Task instructions:
Every record that follows must be duplicated exactly, with images left out.

Dataset:

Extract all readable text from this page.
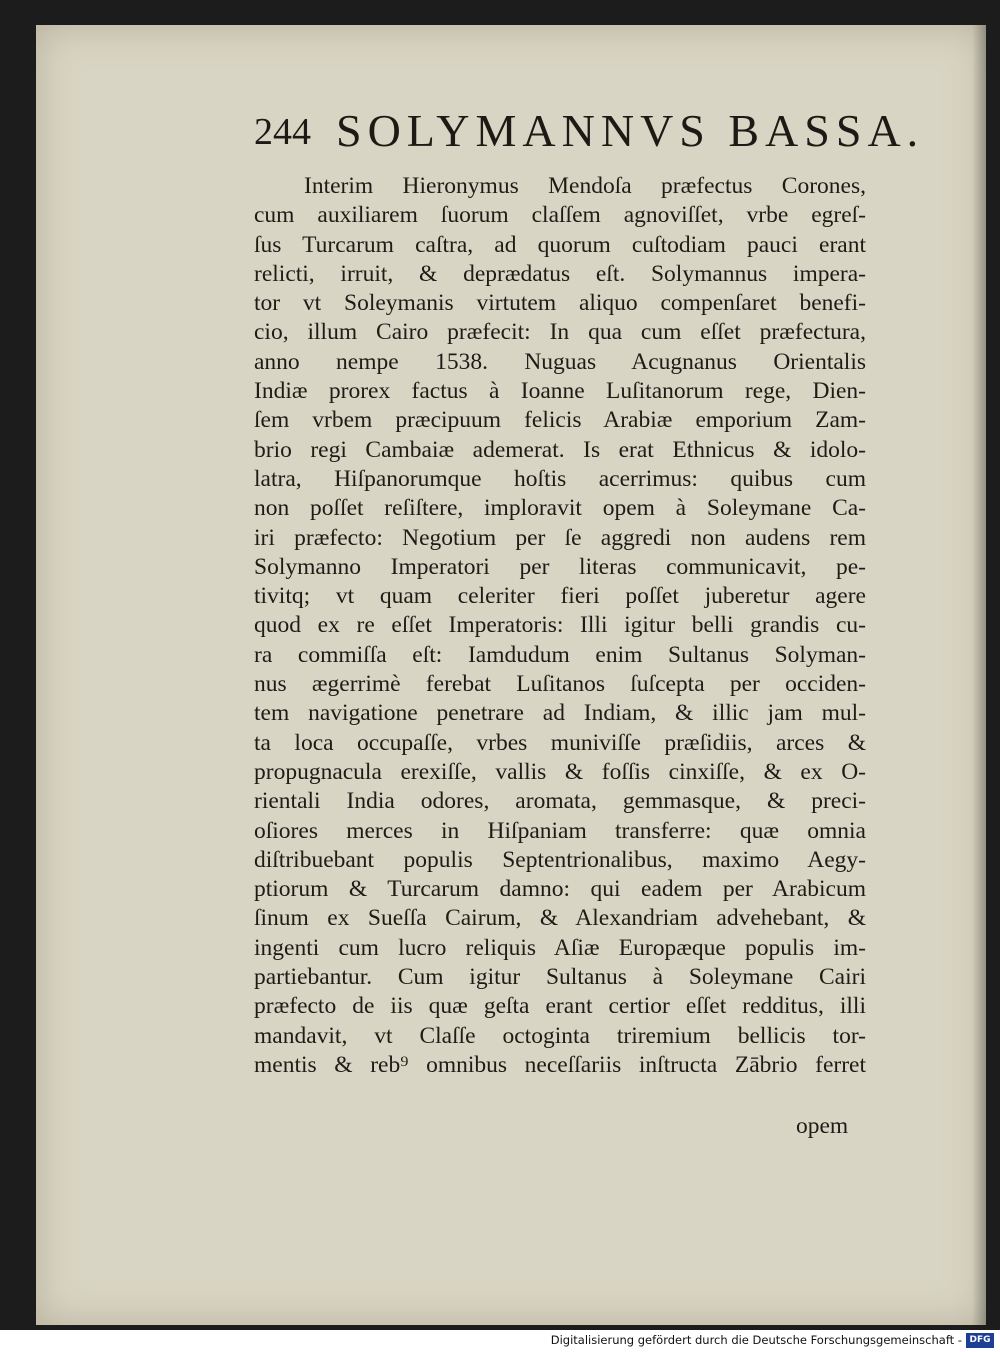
244 SOLYMANNVS BASSA.
Interim Hieronymus Mendoſa præfectus Corones,
cum auxiliarem ſuorum claſſem agnoviſſet, vrbe egreſ-
ſus Turcarum caſtra, ad quorum cuſtodiam pauci erant
relicti, irruit, & deprædatus eſt. Solymannus impera-
tor vt Soleymanis virtutem aliquo compenſaret benefi-
cio, illum Cairo præfecit: In qua cum eſſet præfectura,
anno nempe 1538. Nuguas Acugnanus Orientalis
Indiæ prorex factus à Ioanne Luſitanorum rege, Dien-
ſem vrbem præcipuum felicis Arabiæ emporium Zam-
brio regi Cambaiæ ademerat. Is erat Ethnicus & idolo-
latra, Hiſpanorumque hoſtis acerrimus: quibus cum
non poſſet reſiſtere, imploravit opem à Soleymane Ca-
iri præfecto: Negotium per ſe aggredi non audens rem
Solymanno Imperatori per literas communicavit, pe-
tivitq; vt quam celeriter fieri poſſet juberetur agere
quod ex re eſſet Imperatoris: Illi igitur belli grandis cu-
ra commiſſa eſt: Iamdudum enim Sultanus Solyman-
nus ægerrimè ferebat Luſitanos ſuſcepta per occiden-
tem navigatione penetrare ad Indiam, & illic jam mul-
ta loca occupaſſe, vrbes muniviſſe præſidiis, arces &
propugnacula erexiſſe, vallis & foſſis cinxiſſe, & ex O-
rientali India odores, aromata, gemmasque, & preci-
oſiores merces in Hiſpaniam transferre: quæ omnia
diſtribuebant populis Septentrionalibus, maximo Aegy-
ptiorum & Turcarum damno: qui eadem per Arabicum
ſinum ex Sueſſa Cairum, & Alexandriam advehebant, &
ingenti cum lucro reliquis Aſiæ Europæque populis im-
partiebantur. Cum igitur Sultanus à Soleymane Cairi
præfecto de iis quæ geſta erant certior eſſet redditus, illi
mandavit, vt Claſſe octoginta triremium bellicis tor-
mentis & reb⁹ omnibus neceſſariis inſtructa Zābrio ferret
opem
Digitalisierung gefördert durch die Deutsche Forschungsgemeinschaft - DFG
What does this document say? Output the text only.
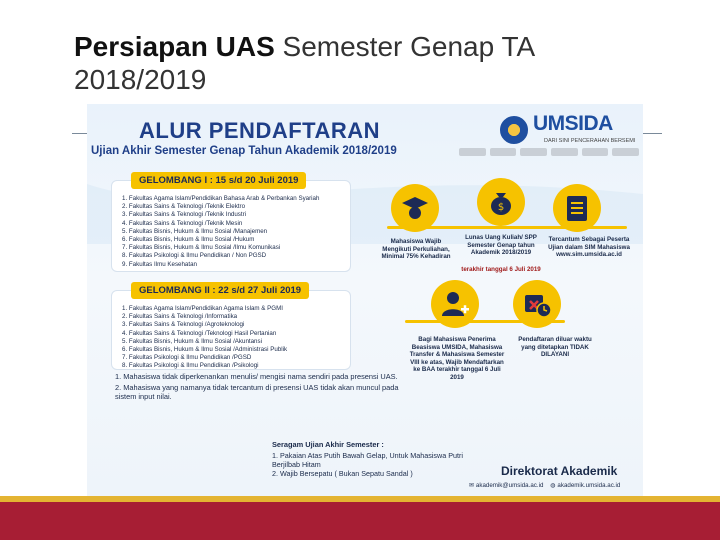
Persiapan UAS Semester Genap TA
2018/2019
ALUR PENDAFTARAN
Ujian Akhir Semester Genap Tahun Akademik 2018/2019
UMSIDA
DARI SINI PENCERAHAN BERSEMI
1. Fakultas Agama Islam/Pendidikan Bahasa Arab & Perbankan Syariah
2. Fakultas Sains & Teknologi /Teknik Elektro
3. Fakultas Sains & Teknologi /Teknik Industri
4. Fakultas Sains & Teknologi /Teknik Mesin
5. Fakultas Bisnis, Hukum & Ilmu Sosial /Manajemen
6. Fakultas Bisnis, Hukum & Ilmu Sosial /Hukum
7. Fakultas Bisnis, Hukum & Ilmu Sosial /Ilmu Komunikasi
8. Fakultas Psikologi & Ilmu Pendidikan / Non PGSD
9. Fakultas Ilmu Kesehatan
GELOMBANG I : 15 s/d 20 Juli 2019
1. Fakultas Agama Islam/Pendidikan Agama Islam & PGMI
2. Fakultas Sains & Teknologi /Informatika
3. Fakultas Sains & Teknologi /Agroteknologi
4. Fakultas Sains & Teknologi /Teknologi Hasil Pertanian
5. Fakultas Bisnis, Hukum & Ilmu Sosial /Akuntansi
6. Fakultas Bisnis, Hukum & Ilmu Sosial /Administrasi Publik
7. Fakultas Psikologi & Ilmu Pendidikan /PGSD
8. Fakultas Psikologi & Ilmu Pendidikan /Psikologi
GELOMBANG II : 22 s/d 27 Juli 2019

1. Mahasiswa tidak diperkenankan menulis/ mengisi nama sendiri pada presensi UAS.

2. Mahasiswa yang namanya tidak tercantum di presensi UAS tidak akan muncul pada sistem input nilai.

Seragam Ujian Akhir Semester :

1. Pakaian Atas Putih Bawah Gelap, Untuk Mahasiswa Putri Berjilbab Hitam

2. Wajib Bersepatu ( Bukan Sepatu Sandal )

$
Mahasiswa Wajib Mengikuti Perkuliahan, Minimal 75% Kehadiran
Lunas Uang Kuliah/ SPP Semester Genap tahun Akademik 2018/2019
terakhir tanggal 6 Juli 2019
Tercantum Sebagai Peserta Ujian dalam SIM Mahasiswa www.sim.umsida.ac.id
Bagi Mahasiswa Penerima Beasiswa UMSIDA, Mahasiswa Transfer & Mahasiswa Semester VIII ke atas, Wajib Mendaftarkan ke BAA terakhir tanggal 6 Juli 2019
Pendaftaran diluar waktu yang ditetapkan TIDAK DILAYANI
Direktorat Akademik
✉ akademik@umsida.ac.id ◍ akademik.umsida.ac.id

Exercise output:
Extract all readable text from this page.
244 SOLYMANNVS BASSA.
Interim Hieronymus Mendoſa præfectus Corones,
cum auxiliarem ſuorum claſſem agnoviſſet, vrbe egreſ-
ſus Turcarum caſtra, ad quorum cuſtodiam pauci erant
relicti, irruit, & deprædatus eſt. Solymannus impera-
tor vt Soleymanis virtutem aliquo compenſaret benefi-
cio, illum Cairo præfecit: In qua cum eſſet præfectura,
anno nempe 1538. Nuguas Acugnanus Orientalis
Indiæ prorex factus à Ioanne Luſitanorum rege, Dien-
ſem vrbem præcipuum felicis Arabiæ emporium Zam-
brio regi Cambaiæ ademerat. Is erat Ethnicus & idolo-
latra, Hiſpanorumque hoſtis acerrimus: quibus cum
non poſſet reſiſtere, imploravit opem à Soleymane Ca-
iri præfecto: Negotium per ſe aggredi non audens rem
Solymanno Imperatori per literas communicavit, pe-
tivitq; vt quam celeriter fieri poſſet juberetur agere
quod ex re eſſet Imperatoris: Illi igitur belli grandis cu-
ra commiſſa eſt: Iamdudum enim Sultanus Solyman-
nus ægerrimè ferebat Luſitanos ſuſcepta per occiden-
tem navigatione penetrare ad Indiam, & illic jam mul-
ta loca occupaſſe, vrbes muniviſſe præſidiis, arces &
propugnacula erexiſſe, vallis & foſſis cinxiſſe, & ex O-
rientali India odores, aromata, gemmasque, & preci-
oſiores merces in Hiſpaniam transferre: quæ omnia
diſtribuebant populis Septentrionalibus, maximo Aegy-
ptiorum & Turcarum damno: qui eadem per Arabicum
ſinum ex Sueſſa Cairum, & Alexandriam advehebant, &
ingenti cum lucro reliquis Aſiæ Europæque populis im-
partiebantur. Cum igitur Sultanus à Soleymane Cairi
præfecto de iis quæ geſta erant certior eſſet redditus, illi
mandavit, vt Claſſe octoginta triremium bellicis tor-
mentis & reb⁹ omnibus neceſſariis inſtructa Zābrio ferret
opem
Digitalisierung gefördert durch die Deutsche Forschungsgemeinschaft - DFG
What does this document say? Output the text only.
Persiapan UAS Semester Genap TA
2018/2019
ALUR PENDAFTARAN
Ujian Akhir Semester Genap Tahun Akademik 2018/2019
UMSIDA
DARI SINI PENCERAHAN BERSEMI
1. Fakultas Agama Islam/Pendidikan Bahasa Arab & Perbankan Syariah
2. Fakultas Sains & Teknologi /Teknik Elektro
3. Fakultas Sains & Teknologi /Teknik Industri
4. Fakultas Sains & Teknologi /Teknik Mesin
5. Fakultas Bisnis, Hukum & Ilmu Sosial /Manajemen
6. Fakultas Bisnis, Hukum & Ilmu Sosial /Hukum
7. Fakultas Bisnis, Hukum & Ilmu Sosial /Ilmu Komunikasi
8. Fakultas Psikologi & Ilmu Pendidikan / Non PGSD
9. Fakultas Ilmu Kesehatan
GELOMBANG I : 15 s/d 20 Juli 2019
1. Fakultas Agama Islam/Pendidikan Agama Islam & PGMI
2. Fakultas Sains & Teknologi /Informatika
3. Fakultas Sains & Teknologi /Agroteknologi
4. Fakultas Sains & Teknologi /Teknologi Hasil Pertanian
5. Fakultas Bisnis, Hukum & Ilmu Sosial /Akuntansi
6. Fakultas Bisnis, Hukum & Ilmu Sosial /Administrasi Publik
7. Fakultas Psikologi & Ilmu Pendidikan /PGSD
8. Fakultas Psikologi & Ilmu Pendidikan /Psikologi
GELOMBANG II : 22 s/d 27 Juli 2019

1. Mahasiswa tidak diperkenankan menulis/ mengisi nama sendiri pada presensi UAS.

2. Mahasiswa yang namanya tidak tercantum di presensi UAS tidak akan muncul pada sistem input nilai.

Seragam Ujian Akhir Semester :

1. Pakaian Atas Putih Bawah Gelap, Untuk Mahasiswa Putri Berjilbab Hitam

2. Wajib Bersepatu ( Bukan Sepatu Sandal )

$
Mahasiswa Wajib Mengikuti Perkuliahan, Minimal 75% Kehadiran
Lunas Uang Kuliah/ SPP Semester Genap tahun Akademik 2018/2019
terakhir tanggal 6 Juli 2019
Tercantum Sebagai Peserta Ujian dalam SIM Mahasiswa www.sim.umsida.ac.id
Bagi Mahasiswa Penerima Beasiswa UMSIDA, Mahasiswa Transfer & Mahasiswa Semester VIII ke atas, Wajib Mendaftarkan ke BAA terakhir tanggal 6 Juli 2019
Pendaftaran diluar waktu yang ditetapkan TIDAK DILAYANI
Direktorat Akademik
✉ akademik@umsida.ac.id ◍ akademik.umsida.ac.id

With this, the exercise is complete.